#### [PROBLEM TO SOLVE]
Copy each of the following items word for word.
******************************
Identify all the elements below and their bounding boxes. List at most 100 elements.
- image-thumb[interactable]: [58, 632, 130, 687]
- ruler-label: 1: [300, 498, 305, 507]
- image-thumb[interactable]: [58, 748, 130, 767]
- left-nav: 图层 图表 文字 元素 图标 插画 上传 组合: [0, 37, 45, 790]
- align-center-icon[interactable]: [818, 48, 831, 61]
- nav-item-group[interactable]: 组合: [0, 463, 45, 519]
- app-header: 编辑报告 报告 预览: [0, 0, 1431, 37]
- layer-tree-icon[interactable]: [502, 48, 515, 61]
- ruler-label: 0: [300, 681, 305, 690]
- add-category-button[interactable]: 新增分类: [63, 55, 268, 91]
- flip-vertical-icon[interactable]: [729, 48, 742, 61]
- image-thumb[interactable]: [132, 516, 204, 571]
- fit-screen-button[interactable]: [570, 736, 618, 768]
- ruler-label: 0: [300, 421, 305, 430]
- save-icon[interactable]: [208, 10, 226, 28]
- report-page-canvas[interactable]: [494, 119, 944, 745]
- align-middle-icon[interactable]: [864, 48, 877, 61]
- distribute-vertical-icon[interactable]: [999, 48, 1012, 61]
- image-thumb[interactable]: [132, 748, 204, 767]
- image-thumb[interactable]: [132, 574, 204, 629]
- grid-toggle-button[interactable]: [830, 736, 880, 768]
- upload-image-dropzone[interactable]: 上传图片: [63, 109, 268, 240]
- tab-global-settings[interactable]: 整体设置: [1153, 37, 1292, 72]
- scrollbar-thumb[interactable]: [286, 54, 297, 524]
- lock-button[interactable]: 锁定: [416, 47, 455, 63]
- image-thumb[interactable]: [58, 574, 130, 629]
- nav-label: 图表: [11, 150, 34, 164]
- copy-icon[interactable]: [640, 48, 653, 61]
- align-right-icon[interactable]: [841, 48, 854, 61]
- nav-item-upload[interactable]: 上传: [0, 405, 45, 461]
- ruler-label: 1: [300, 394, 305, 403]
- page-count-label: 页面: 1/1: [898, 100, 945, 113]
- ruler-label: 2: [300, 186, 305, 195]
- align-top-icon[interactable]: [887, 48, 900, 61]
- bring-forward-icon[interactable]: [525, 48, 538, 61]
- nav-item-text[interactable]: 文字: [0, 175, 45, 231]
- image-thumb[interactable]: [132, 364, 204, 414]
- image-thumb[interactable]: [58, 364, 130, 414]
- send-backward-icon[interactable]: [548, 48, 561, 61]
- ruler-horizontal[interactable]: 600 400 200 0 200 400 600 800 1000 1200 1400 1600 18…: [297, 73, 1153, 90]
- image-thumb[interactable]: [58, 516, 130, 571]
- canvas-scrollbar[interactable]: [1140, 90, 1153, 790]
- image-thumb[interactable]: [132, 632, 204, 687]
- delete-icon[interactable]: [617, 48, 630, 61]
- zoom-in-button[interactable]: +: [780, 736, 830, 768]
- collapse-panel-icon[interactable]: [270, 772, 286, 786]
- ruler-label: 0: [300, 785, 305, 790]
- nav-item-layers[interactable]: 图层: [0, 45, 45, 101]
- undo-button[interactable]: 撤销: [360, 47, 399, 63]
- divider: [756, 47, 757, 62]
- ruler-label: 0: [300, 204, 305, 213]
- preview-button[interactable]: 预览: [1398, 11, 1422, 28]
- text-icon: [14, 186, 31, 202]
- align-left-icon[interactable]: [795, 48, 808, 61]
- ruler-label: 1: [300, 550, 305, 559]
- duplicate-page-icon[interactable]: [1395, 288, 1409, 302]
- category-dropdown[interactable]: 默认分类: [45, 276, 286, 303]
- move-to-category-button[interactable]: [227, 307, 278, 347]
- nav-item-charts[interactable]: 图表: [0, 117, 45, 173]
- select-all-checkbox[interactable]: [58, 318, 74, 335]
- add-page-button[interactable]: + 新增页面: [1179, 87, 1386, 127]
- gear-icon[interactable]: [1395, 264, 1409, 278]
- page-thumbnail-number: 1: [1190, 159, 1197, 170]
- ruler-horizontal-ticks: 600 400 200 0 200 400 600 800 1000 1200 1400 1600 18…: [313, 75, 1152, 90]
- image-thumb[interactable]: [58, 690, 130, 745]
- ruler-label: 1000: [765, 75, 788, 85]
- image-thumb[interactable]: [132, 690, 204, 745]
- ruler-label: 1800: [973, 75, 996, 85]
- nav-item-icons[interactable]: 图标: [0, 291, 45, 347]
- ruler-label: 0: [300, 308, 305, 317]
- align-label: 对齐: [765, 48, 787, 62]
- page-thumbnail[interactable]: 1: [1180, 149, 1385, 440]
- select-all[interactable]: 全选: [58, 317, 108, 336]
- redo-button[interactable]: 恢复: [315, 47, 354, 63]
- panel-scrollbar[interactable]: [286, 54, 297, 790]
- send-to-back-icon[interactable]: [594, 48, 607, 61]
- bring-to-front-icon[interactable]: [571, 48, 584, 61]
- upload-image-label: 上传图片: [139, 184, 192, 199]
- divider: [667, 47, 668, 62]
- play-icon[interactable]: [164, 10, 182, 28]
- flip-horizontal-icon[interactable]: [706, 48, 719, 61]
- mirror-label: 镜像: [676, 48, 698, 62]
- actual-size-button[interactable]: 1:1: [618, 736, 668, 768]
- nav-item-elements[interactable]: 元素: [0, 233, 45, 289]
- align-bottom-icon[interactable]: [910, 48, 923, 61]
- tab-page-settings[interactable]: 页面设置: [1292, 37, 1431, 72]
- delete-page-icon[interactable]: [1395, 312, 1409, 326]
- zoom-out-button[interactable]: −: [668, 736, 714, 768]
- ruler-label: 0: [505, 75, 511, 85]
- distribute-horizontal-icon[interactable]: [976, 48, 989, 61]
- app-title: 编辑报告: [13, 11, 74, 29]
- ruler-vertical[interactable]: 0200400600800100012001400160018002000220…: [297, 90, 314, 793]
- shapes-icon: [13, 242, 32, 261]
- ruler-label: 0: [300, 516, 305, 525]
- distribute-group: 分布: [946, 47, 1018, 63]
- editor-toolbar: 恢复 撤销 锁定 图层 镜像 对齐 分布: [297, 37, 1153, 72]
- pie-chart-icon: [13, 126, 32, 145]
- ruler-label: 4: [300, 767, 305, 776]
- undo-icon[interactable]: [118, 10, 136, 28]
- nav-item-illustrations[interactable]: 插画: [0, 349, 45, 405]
******************************
#### [CORRECT RESPONSE]
Identify all the elements below and their bounding boxes. List at most 100 elements.
- image-thumb[interactable]: [58, 632, 130, 687]
- ruler-label: 1: [300, 498, 305, 507]
- image-thumb[interactable]: [58, 748, 130, 767]
- left-nav: 图层 图表 文字 元素 图标 插画 上传 组合: [0, 37, 45, 790]
- align-center-icon[interactable]: [818, 48, 831, 61]
- nav-item-group[interactable]: 组合: [0, 463, 45, 519]
- app-header: 编辑报告 报告 预览: [0, 0, 1431, 37]
- layer-tree-icon[interactable]: [502, 48, 515, 61]
- ruler-label: 0: [300, 681, 305, 690]
- add-category-button[interactable]: 新增分类: [63, 55, 268, 91]
- flip-vertical-icon[interactable]: [729, 48, 742, 61]
- image-thumb[interactable]: [132, 516, 204, 571]
- fit-screen-button[interactable]: [570, 736, 618, 768]
- ruler-label: 0: [300, 421, 305, 430]
- save-icon[interactable]: [208, 10, 226, 28]
- report-page-canvas[interactable]: [494, 119, 944, 745]
- align-middle-icon[interactable]: [864, 48, 877, 61]
- distribute-vertical-icon[interactable]: [999, 48, 1012, 61]
- image-thumb[interactable]: [132, 748, 204, 767]
- image-thumb[interactable]: [132, 574, 204, 629]
- grid-toggle-button[interactable]: [830, 736, 880, 768]
- upload-image-dropzone[interactable]: 上传图片: [63, 109, 268, 240]
- tab-global-settings[interactable]: 整体设置: [1153, 37, 1292, 72]
- scrollbar-thumb[interactable]: [286, 54, 297, 524]
- lock-button[interactable]: 锁定: [416, 47, 455, 63]
- image-thumb[interactable]: [58, 574, 130, 629]
- nav-label: 图表: [11, 150, 34, 164]
- copy-icon[interactable]: [640, 48, 653, 61]
- align-right-icon[interactable]: [841, 48, 854, 61]
- nav-item-upload[interactable]: 上传: [0, 405, 45, 461]
- ruler-label: 1: [300, 394, 305, 403]
- page-count-label: 页面: 1/1: [898, 100, 945, 113]
- ruler-label: 2: [300, 186, 305, 195]
- align-top-icon[interactable]: [887, 48, 900, 61]
- bring-forward-icon[interactable]: [525, 48, 538, 61]
- nav-item-text[interactable]: 文字: [0, 175, 45, 231]
- image-thumb[interactable]: [132, 364, 204, 414]
- image-thumb[interactable]: [58, 364, 130, 414]
- send-backward-icon[interactable]: [548, 48, 561, 61]
- ruler-horizontal[interactable]: 600 400 200 0 200 400 600 800 1000 1200 1400 1600 18…: [297, 73, 1153, 90]
- image-thumb[interactable]: [58, 516, 130, 571]
- canvas-scrollbar[interactable]: [1140, 90, 1153, 790]
- image-thumb[interactable]: [132, 632, 204, 687]
- delete-icon[interactable]: [617, 48, 630, 61]
- zoom-in-button[interactable]: +: [780, 736, 830, 768]
- collapse-panel-icon[interactable]: [270, 772, 286, 786]
- ruler-label: 0: [300, 785, 305, 790]
- nav-item-layers[interactable]: 图层: [0, 45, 45, 101]
- undo-button[interactable]: 撤销: [360, 47, 399, 63]
- divider: [756, 47, 757, 62]
- ruler-label: 0: [300, 204, 305, 213]
- preview-button[interactable]: 预览: [1398, 11, 1422, 28]
- text-icon: [14, 186, 31, 202]
- align-left-icon[interactable]: [795, 48, 808, 61]
- ruler-label: 1: [300, 550, 305, 559]
- duplicate-page-icon[interactable]: [1395, 288, 1409, 302]
- category-dropdown[interactable]: 默认分类: [45, 276, 286, 303]
- move-to-category-button[interactable]: [227, 307, 278, 347]
- nav-item-charts[interactable]: 图表: [0, 117, 45, 173]
- select-all-checkbox[interactable]: [58, 318, 74, 335]
- add-page-button[interactable]: + 新增页面: [1179, 87, 1386, 127]
- gear-icon[interactable]: [1395, 264, 1409, 278]
- page-thumbnail-number: 1: [1190, 159, 1197, 170]
- ruler-horizontal-ticks: 600 400 200 0 200 400 600 800 1000 1200 1400 1600 18…: [313, 75, 1152, 90]
- image-thumb[interactable]: [58, 690, 130, 745]
- ruler-label: 1000: [765, 75, 788, 85]
- image-thumb[interactable]: [132, 690, 204, 745]
- ruler-label: 1800: [973, 75, 996, 85]
- nav-item-icons[interactable]: 图标: [0, 291, 45, 347]
- ruler-label: 0: [300, 308, 305, 317]
- align-label: 对齐: [765, 48, 787, 62]
- page-thumbnail[interactable]: 1: [1180, 149, 1385, 440]
- select-all[interactable]: 全选: [58, 317, 108, 336]
- redo-button[interactable]: 恢复: [315, 47, 354, 63]
- panel-scrollbar[interactable]: [286, 54, 297, 790]
- send-to-back-icon[interactable]: [594, 48, 607, 61]
- bring-to-front-icon[interactable]: [571, 48, 584, 61]
- upload-image-label: 上传图片: [139, 184, 192, 199]
- divider: [667, 47, 668, 62]
- play-icon[interactable]: [164, 10, 182, 28]
- flip-horizontal-icon[interactable]: [706, 48, 719, 61]
- mirror-label: 镜像: [676, 48, 698, 62]
- actual-size-button[interactable]: 1:1: [618, 736, 668, 768]
- nav-item-elements[interactable]: 元素: [0, 233, 45, 289]
- align-bottom-icon[interactable]: [910, 48, 923, 61]
- tab-page-settings[interactable]: 页面设置: [1292, 37, 1431, 72]
- delete-page-icon[interactable]: [1395, 312, 1409, 326]
- zoom-out-button[interactable]: −: [668, 736, 714, 768]
- ruler-label: 0: [505, 75, 511, 85]
- distribute-horizontal-icon[interactable]: [976, 48, 989, 61]
- app-title: 编辑报告: [13, 11, 74, 29]
- ruler-vertical[interactable]: 0200400600800100012001400160018002000220…: [297, 90, 314, 793]
- shapes-icon: [13, 242, 32, 261]
- ruler-label: 0: [300, 516, 305, 525]
- distribute-group: 分布: [946, 47, 1018, 63]
- editor-toolbar: 恢复 撤销 锁定 图层 镜像 对齐 分布: [297, 37, 1153, 72]
- pie-chart-icon: [13, 126, 32, 145]
- ruler-label: 4: [300, 767, 305, 776]
- undo-icon[interactable]: [118, 10, 136, 28]
- nav-item-illustrations[interactable]: 插画: [0, 349, 45, 405]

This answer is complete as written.